## Challenge
Reproduce the material below line for line, with no changes.

※

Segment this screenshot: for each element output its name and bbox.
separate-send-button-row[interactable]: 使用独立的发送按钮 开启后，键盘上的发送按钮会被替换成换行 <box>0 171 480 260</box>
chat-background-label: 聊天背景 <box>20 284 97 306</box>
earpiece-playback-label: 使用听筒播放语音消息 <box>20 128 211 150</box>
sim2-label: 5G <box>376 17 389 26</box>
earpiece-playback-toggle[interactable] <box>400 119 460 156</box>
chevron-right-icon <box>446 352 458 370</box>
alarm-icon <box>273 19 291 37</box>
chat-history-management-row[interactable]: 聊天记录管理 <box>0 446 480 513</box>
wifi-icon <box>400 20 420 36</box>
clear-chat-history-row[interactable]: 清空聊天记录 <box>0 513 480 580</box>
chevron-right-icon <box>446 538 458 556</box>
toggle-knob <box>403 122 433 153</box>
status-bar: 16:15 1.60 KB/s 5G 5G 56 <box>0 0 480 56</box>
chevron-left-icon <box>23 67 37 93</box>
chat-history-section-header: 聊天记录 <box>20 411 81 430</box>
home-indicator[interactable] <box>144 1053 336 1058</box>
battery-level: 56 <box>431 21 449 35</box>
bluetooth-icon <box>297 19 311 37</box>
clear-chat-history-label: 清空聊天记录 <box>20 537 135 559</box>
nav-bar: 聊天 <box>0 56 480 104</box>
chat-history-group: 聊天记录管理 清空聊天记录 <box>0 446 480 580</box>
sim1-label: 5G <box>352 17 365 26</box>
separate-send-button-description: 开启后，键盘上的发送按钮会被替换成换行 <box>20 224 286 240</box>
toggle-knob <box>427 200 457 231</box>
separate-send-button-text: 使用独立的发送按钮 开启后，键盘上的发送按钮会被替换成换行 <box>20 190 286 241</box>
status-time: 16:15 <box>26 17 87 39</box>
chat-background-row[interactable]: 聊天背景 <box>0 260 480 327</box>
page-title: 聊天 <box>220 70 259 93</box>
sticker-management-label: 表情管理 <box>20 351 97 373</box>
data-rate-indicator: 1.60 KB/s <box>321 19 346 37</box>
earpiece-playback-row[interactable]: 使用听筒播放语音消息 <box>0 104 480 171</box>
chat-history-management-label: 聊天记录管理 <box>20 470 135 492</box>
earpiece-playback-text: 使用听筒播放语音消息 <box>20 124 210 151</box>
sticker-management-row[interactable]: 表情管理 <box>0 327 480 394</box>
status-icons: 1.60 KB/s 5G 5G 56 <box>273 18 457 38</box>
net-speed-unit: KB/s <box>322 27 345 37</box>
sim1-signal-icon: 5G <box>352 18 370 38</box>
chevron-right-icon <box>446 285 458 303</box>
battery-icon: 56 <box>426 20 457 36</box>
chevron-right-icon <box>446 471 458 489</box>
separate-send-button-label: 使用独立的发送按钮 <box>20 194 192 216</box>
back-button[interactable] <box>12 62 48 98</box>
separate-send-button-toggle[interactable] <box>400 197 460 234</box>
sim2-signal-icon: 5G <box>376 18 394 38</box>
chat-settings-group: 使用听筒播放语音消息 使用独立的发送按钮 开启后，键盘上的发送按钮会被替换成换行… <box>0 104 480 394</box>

※

## Reply
Segment this screenshot: for each element output its name and bbox.
separate-send-button-row[interactable]: 使用独立的发送按钮 开启后，键盘上的发送按钮会被替换成换行 <box>0 171 480 260</box>
chat-background-label: 聊天背景 <box>20 284 97 306</box>
earpiece-playback-label: 使用听筒播放语音消息 <box>20 128 211 150</box>
sim2-label: 5G <box>376 17 389 26</box>
earpiece-playback-toggle[interactable] <box>400 119 460 156</box>
chevron-right-icon <box>446 352 458 370</box>
alarm-icon <box>273 19 291 37</box>
chat-history-management-row[interactable]: 聊天记录管理 <box>0 446 480 513</box>
wifi-icon <box>400 20 420 36</box>
clear-chat-history-row[interactable]: 清空聊天记录 <box>0 513 480 580</box>
chevron-right-icon <box>446 538 458 556</box>
toggle-knob <box>403 122 433 153</box>
status-bar: 16:15 1.60 KB/s 5G 5G 56 <box>0 0 480 56</box>
chevron-left-icon <box>23 67 37 93</box>
chat-history-section-header: 聊天记录 <box>20 411 81 430</box>
home-indicator[interactable] <box>144 1053 336 1058</box>
battery-level: 56 <box>431 21 449 35</box>
bluetooth-icon <box>297 19 311 37</box>
clear-chat-history-label: 清空聊天记录 <box>20 537 135 559</box>
nav-bar: 聊天 <box>0 56 480 104</box>
chat-history-group: 聊天记录管理 清空聊天记录 <box>0 446 480 580</box>
sim1-label: 5G <box>352 17 365 26</box>
separate-send-button-description: 开启后，键盘上的发送按钮会被替换成换行 <box>20 224 286 240</box>
toggle-knob <box>427 200 457 231</box>
separate-send-button-text: 使用独立的发送按钮 开启后，键盘上的发送按钮会被替换成换行 <box>20 190 286 241</box>
status-time: 16:15 <box>26 17 87 39</box>
chat-background-row[interactable]: 聊天背景 <box>0 260 480 327</box>
page-title: 聊天 <box>220 70 259 93</box>
sticker-management-label: 表情管理 <box>20 351 97 373</box>
data-rate-indicator: 1.60 KB/s <box>321 19 346 37</box>
earpiece-playback-row[interactable]: 使用听筒播放语音消息 <box>0 104 480 171</box>
chat-history-management-label: 聊天记录管理 <box>20 470 135 492</box>
earpiece-playback-text: 使用听筒播放语音消息 <box>20 124 210 151</box>
sticker-management-row[interactable]: 表情管理 <box>0 327 480 394</box>
status-icons: 1.60 KB/s 5G 5G 56 <box>273 18 457 38</box>
net-speed-unit: KB/s <box>322 27 345 37</box>
sim1-signal-icon: 5G <box>352 18 370 38</box>
chevron-right-icon <box>446 285 458 303</box>
battery-icon: 56 <box>426 20 457 36</box>
chevron-right-icon <box>446 471 458 489</box>
separate-send-button-label: 使用独立的发送按钮 <box>20 194 192 216</box>
back-button[interactable] <box>12 62 48 98</box>
separate-send-button-toggle[interactable] <box>400 197 460 234</box>
sim2-signal-icon: 5G <box>376 18 394 38</box>
chat-settings-group: 使用听筒播放语音消息 使用独立的发送按钮 开启后，键盘上的发送按钮会被替换成换行… <box>0 104 480 394</box>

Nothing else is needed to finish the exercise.